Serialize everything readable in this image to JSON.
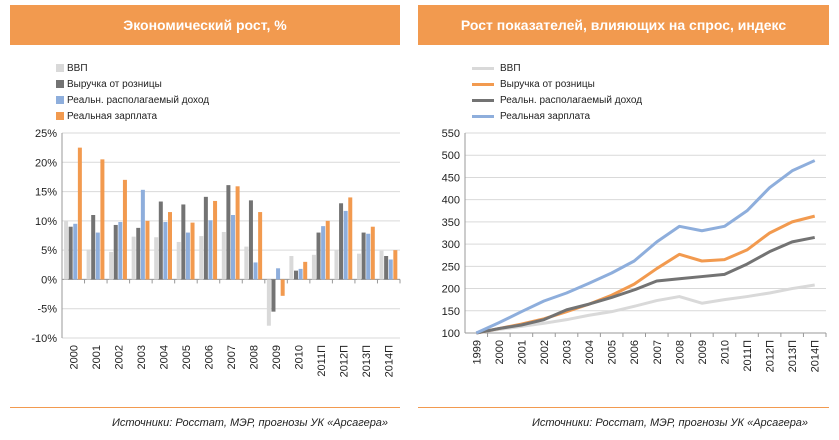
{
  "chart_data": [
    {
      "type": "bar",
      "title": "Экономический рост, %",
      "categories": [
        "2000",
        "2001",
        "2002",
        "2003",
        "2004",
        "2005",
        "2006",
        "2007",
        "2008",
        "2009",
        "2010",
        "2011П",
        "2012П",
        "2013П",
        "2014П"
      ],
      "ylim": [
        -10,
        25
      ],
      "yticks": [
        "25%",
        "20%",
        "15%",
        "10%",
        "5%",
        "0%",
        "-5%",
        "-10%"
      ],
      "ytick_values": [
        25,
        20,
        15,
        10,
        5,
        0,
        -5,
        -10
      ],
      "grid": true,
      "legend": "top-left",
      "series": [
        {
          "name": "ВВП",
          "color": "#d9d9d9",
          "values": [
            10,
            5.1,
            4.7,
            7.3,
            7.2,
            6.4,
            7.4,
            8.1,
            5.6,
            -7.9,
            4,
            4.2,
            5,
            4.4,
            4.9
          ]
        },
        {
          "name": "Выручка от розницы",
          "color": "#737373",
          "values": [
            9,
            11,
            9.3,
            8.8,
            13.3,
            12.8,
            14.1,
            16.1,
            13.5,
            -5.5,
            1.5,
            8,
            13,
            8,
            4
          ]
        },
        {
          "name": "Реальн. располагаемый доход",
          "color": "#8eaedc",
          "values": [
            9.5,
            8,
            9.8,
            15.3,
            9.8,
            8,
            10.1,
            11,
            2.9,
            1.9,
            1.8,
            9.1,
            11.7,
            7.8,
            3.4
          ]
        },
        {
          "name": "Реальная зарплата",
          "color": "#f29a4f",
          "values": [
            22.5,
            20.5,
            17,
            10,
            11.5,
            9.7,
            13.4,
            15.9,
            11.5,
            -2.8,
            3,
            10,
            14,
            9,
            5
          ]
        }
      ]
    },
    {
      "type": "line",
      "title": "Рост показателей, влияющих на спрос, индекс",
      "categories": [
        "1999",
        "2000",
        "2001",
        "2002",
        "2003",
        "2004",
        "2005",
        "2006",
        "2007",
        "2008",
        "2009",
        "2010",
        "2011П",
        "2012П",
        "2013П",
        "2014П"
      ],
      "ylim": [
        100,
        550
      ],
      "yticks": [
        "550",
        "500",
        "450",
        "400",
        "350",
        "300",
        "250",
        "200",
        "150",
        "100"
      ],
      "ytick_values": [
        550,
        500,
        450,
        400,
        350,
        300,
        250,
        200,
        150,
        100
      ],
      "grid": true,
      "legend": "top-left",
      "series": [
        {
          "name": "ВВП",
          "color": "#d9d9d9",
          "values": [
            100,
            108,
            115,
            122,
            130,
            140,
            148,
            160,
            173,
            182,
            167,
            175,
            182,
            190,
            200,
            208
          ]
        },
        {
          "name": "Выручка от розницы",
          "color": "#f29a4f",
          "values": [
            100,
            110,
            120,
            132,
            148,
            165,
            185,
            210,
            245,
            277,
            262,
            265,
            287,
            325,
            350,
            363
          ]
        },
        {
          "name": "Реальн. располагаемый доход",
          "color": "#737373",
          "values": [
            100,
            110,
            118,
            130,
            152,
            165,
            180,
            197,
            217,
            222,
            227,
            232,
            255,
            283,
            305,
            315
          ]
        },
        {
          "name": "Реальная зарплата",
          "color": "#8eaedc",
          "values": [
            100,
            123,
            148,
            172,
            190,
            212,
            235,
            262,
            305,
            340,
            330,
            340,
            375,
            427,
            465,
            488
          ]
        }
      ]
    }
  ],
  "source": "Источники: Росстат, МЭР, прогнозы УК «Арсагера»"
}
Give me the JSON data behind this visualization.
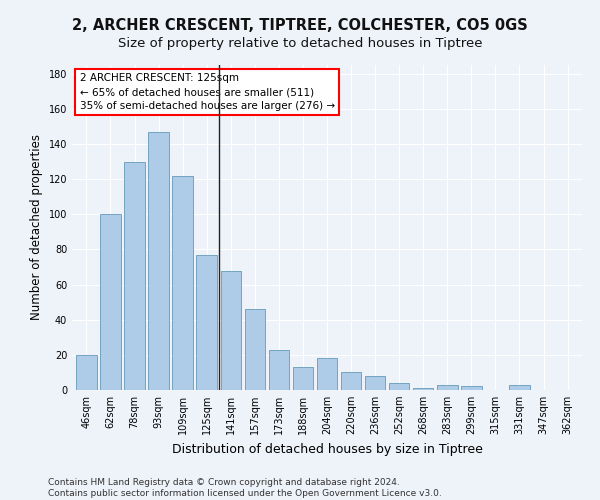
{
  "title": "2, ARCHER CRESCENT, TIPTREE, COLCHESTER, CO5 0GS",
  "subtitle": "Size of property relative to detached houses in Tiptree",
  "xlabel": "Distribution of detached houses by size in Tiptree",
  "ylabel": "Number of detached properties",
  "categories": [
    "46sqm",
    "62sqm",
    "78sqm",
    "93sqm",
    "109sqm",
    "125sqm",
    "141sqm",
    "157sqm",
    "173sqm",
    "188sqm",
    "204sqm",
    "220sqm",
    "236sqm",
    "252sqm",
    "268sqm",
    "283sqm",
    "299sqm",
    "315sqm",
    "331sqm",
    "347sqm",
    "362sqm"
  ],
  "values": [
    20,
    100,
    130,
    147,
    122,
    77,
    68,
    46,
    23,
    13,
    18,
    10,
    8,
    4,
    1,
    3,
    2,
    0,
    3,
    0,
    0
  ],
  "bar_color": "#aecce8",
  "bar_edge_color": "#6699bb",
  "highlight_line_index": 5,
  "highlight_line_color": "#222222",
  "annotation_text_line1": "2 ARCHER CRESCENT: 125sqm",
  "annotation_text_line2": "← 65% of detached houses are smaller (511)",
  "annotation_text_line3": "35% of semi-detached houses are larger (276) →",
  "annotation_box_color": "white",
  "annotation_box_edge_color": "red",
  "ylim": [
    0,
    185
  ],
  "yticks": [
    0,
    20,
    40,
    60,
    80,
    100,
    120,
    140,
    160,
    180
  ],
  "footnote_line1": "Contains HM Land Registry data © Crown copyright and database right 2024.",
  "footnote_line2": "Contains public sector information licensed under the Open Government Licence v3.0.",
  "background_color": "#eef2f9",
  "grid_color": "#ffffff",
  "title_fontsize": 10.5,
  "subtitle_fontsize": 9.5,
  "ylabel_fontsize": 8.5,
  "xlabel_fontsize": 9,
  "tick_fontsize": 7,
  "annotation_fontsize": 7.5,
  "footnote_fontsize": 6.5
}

TASK PROMPT: In the copy, include all records verbatim but no images.

REPLY:
Serialize everything readable in this image to JSON.
{
  "chart_data": [
    {
      "type": "bar",
      "title": "Экономический рост, %",
      "categories": [
        "2000",
        "2001",
        "2002",
        "2003",
        "2004",
        "2005",
        "2006",
        "2007",
        "2008",
        "2009",
        "2010",
        "2011П",
        "2012П",
        "2013П",
        "2014П"
      ],
      "ylim": [
        -10,
        25
      ],
      "yticks": [
        "25%",
        "20%",
        "15%",
        "10%",
        "5%",
        "0%",
        "-5%",
        "-10%"
      ],
      "ytick_values": [
        25,
        20,
        15,
        10,
        5,
        0,
        -5,
        -10
      ],
      "grid": true,
      "legend": "top-left",
      "series": [
        {
          "name": "ВВП",
          "color": "#d9d9d9",
          "values": [
            10,
            5.1,
            4.7,
            7.3,
            7.2,
            6.4,
            7.4,
            8.1,
            5.6,
            -7.9,
            4,
            4.2,
            5,
            4.4,
            4.9
          ]
        },
        {
          "name": "Выручка от розницы",
          "color": "#737373",
          "values": [
            9,
            11,
            9.3,
            8.8,
            13.3,
            12.8,
            14.1,
            16.1,
            13.5,
            -5.5,
            1.5,
            8,
            13,
            8,
            4
          ]
        },
        {
          "name": "Реальн. располагаемый доход",
          "color": "#8eaedc",
          "values": [
            9.5,
            8,
            9.8,
            15.3,
            9.8,
            8,
            10.1,
            11,
            2.9,
            1.9,
            1.8,
            9.1,
            11.7,
            7.8,
            3.4
          ]
        },
        {
          "name": "Реальная зарплата",
          "color": "#f29a4f",
          "values": [
            22.5,
            20.5,
            17,
            10,
            11.5,
            9.7,
            13.4,
            15.9,
            11.5,
            -2.8,
            3,
            10,
            14,
            9,
            5
          ]
        }
      ]
    },
    {
      "type": "line",
      "title": "Рост показателей, влияющих на спрос, индекс",
      "categories": [
        "1999",
        "2000",
        "2001",
        "2002",
        "2003",
        "2004",
        "2005",
        "2006",
        "2007",
        "2008",
        "2009",
        "2010",
        "2011П",
        "2012П",
        "2013П",
        "2014П"
      ],
      "ylim": [
        100,
        550
      ],
      "yticks": [
        "550",
        "500",
        "450",
        "400",
        "350",
        "300",
        "250",
        "200",
        "150",
        "100"
      ],
      "ytick_values": [
        550,
        500,
        450,
        400,
        350,
        300,
        250,
        200,
        150,
        100
      ],
      "grid": true,
      "legend": "top-left",
      "series": [
        {
          "name": "ВВП",
          "color": "#d9d9d9",
          "values": [
            100,
            108,
            115,
            122,
            130,
            140,
            148,
            160,
            173,
            182,
            167,
            175,
            182,
            190,
            200,
            208
          ]
        },
        {
          "name": "Выручка от розницы",
          "color": "#f29a4f",
          "values": [
            100,
            110,
            120,
            132,
            148,
            165,
            185,
            210,
            245,
            277,
            262,
            265,
            287,
            325,
            350,
            363
          ]
        },
        {
          "name": "Реальн. располагаемый доход",
          "color": "#737373",
          "values": [
            100,
            110,
            118,
            130,
            152,
            165,
            180,
            197,
            217,
            222,
            227,
            232,
            255,
            283,
            305,
            315
          ]
        },
        {
          "name": "Реальная зарплата",
          "color": "#8eaedc",
          "values": [
            100,
            123,
            148,
            172,
            190,
            212,
            235,
            262,
            305,
            340,
            330,
            340,
            375,
            427,
            465,
            488
          ]
        }
      ]
    }
  ],
  "source": "Источники: Росстат, МЭР, прогнозы УК «Арсагера»"
}
Give me the JSON data behind this visualization.
{
  "title": "2, ARCHER CRESCENT, TIPTREE, COLCHESTER, CO5 0GS",
  "subtitle": "Size of property relative to detached houses in Tiptree",
  "xlabel": "Distribution of detached houses by size in Tiptree",
  "ylabel": "Number of detached properties",
  "categories": [
    "46sqm",
    "62sqm",
    "78sqm",
    "93sqm",
    "109sqm",
    "125sqm",
    "141sqm",
    "157sqm",
    "173sqm",
    "188sqm",
    "204sqm",
    "220sqm",
    "236sqm",
    "252sqm",
    "268sqm",
    "283sqm",
    "299sqm",
    "315sqm",
    "331sqm",
    "347sqm",
    "362sqm"
  ],
  "values": [
    20,
    100,
    130,
    147,
    122,
    77,
    68,
    46,
    23,
    13,
    18,
    10,
    8,
    4,
    1,
    3,
    2,
    0,
    3,
    0,
    0
  ],
  "bar_color": "#aecce8",
  "bar_edge_color": "#6699bb",
  "highlight_line_index": 5,
  "highlight_line_color": "#222222",
  "annotation_text_line1": "2 ARCHER CRESCENT: 125sqm",
  "annotation_text_line2": "← 65% of detached houses are smaller (511)",
  "annotation_text_line3": "35% of semi-detached houses are larger (276) →",
  "annotation_box_color": "white",
  "annotation_box_edge_color": "red",
  "ylim": [
    0,
    185
  ],
  "yticks": [
    0,
    20,
    40,
    60,
    80,
    100,
    120,
    140,
    160,
    180
  ],
  "footnote_line1": "Contains HM Land Registry data © Crown copyright and database right 2024.",
  "footnote_line2": "Contains public sector information licensed under the Open Government Licence v3.0.",
  "background_color": "#eef2f9",
  "grid_color": "#ffffff",
  "title_fontsize": 10.5,
  "subtitle_fontsize": 9.5,
  "ylabel_fontsize": 8.5,
  "xlabel_fontsize": 9,
  "tick_fontsize": 7,
  "annotation_fontsize": 7.5,
  "footnote_fontsize": 6.5
}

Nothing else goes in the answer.